Task to carry out
Pull each line holding "Rise" out of the entries below.

►

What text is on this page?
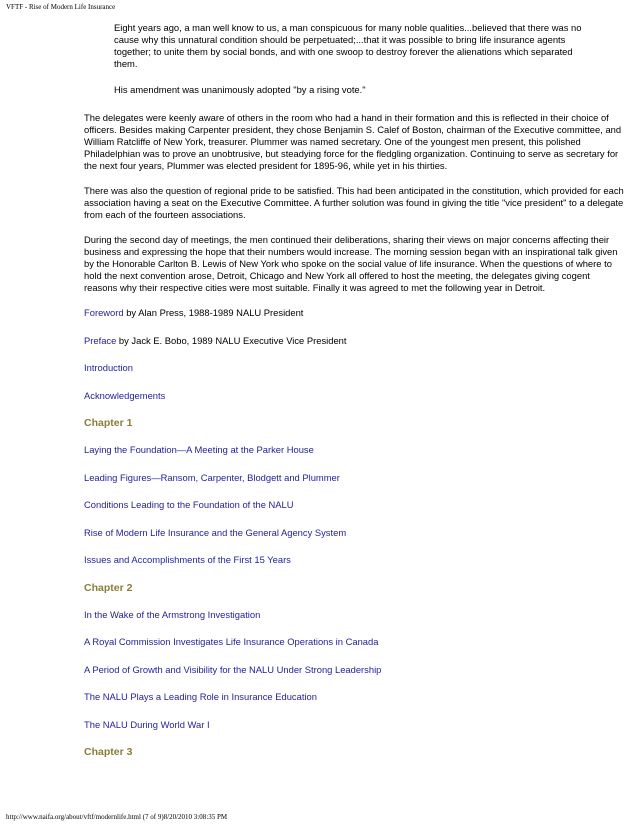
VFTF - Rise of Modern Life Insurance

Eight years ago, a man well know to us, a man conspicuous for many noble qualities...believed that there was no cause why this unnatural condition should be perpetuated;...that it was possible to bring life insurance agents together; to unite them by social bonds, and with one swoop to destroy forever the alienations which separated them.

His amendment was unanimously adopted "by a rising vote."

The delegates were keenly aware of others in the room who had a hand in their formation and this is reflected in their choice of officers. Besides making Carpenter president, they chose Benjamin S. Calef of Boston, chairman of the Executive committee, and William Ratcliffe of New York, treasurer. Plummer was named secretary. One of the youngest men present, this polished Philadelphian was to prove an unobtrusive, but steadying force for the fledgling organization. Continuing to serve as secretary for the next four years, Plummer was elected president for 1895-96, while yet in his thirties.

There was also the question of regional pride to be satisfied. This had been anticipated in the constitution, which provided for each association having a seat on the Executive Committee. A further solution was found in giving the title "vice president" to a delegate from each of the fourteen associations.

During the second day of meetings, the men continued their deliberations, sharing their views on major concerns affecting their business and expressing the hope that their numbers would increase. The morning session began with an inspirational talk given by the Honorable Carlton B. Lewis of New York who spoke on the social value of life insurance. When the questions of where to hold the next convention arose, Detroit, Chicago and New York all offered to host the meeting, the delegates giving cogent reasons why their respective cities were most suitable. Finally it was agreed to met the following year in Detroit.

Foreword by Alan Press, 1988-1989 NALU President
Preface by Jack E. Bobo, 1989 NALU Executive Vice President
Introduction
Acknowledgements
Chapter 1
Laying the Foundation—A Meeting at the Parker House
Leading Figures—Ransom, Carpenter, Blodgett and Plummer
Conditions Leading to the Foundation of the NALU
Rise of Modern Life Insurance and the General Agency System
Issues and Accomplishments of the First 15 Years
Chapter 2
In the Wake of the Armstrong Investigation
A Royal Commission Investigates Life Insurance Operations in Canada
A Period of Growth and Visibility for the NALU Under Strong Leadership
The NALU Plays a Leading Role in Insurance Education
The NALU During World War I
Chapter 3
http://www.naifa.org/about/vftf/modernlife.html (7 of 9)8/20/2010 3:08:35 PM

◄
►

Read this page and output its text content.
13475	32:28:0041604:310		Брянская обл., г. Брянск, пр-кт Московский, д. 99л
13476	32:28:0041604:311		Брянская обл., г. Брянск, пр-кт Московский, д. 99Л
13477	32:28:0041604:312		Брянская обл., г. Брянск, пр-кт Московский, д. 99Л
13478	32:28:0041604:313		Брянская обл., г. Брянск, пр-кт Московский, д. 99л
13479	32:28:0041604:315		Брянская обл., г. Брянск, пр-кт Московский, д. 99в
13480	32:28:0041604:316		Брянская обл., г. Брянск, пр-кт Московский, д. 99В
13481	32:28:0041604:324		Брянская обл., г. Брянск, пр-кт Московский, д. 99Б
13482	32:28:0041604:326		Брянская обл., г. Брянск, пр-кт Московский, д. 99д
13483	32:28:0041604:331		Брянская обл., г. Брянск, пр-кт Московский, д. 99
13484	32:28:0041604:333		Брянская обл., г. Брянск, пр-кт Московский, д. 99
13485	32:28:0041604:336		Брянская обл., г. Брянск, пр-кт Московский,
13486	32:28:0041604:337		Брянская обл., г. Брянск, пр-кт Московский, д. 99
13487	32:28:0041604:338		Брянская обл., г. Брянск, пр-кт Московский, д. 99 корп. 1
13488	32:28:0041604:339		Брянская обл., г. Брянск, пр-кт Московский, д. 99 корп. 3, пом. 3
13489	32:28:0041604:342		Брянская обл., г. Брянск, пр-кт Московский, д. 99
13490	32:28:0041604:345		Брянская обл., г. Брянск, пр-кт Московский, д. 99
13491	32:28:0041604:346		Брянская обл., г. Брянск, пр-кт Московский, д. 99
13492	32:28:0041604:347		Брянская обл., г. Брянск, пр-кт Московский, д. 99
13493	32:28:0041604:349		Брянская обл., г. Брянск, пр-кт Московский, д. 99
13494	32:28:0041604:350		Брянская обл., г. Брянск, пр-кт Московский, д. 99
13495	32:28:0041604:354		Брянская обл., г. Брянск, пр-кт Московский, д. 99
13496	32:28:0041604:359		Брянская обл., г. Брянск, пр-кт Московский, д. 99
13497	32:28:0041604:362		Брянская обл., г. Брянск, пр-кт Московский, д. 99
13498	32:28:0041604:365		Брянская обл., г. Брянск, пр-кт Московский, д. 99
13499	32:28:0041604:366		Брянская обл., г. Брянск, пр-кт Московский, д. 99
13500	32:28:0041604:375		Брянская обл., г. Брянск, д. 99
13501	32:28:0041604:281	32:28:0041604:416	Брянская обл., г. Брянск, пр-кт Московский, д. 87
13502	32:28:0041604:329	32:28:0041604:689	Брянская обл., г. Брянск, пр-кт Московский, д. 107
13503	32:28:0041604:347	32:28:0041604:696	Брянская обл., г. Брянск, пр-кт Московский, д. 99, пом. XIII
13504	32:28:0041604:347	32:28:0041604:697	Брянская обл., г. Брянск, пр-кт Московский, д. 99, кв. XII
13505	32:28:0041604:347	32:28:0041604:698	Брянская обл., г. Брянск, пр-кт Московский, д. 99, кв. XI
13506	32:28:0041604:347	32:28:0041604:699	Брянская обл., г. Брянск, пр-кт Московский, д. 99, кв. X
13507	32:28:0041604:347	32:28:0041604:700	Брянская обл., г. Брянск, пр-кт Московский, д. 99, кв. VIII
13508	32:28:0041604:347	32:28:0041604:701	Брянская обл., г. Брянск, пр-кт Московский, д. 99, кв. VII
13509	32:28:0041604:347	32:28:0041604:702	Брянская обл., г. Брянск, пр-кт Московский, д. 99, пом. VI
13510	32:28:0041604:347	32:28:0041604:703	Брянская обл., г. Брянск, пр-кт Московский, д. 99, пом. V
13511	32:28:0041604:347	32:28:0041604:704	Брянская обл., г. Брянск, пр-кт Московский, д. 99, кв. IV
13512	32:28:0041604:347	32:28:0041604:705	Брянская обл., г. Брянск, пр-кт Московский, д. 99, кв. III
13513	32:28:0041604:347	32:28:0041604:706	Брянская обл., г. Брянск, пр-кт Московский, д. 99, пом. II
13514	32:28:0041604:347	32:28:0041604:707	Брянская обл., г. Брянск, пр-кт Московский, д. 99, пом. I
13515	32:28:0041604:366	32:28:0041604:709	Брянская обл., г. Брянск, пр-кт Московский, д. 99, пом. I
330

◄

Final result
VFTF - Rise of Modern Life Insurance
Rise of Modern Life Insurance and the General Agency System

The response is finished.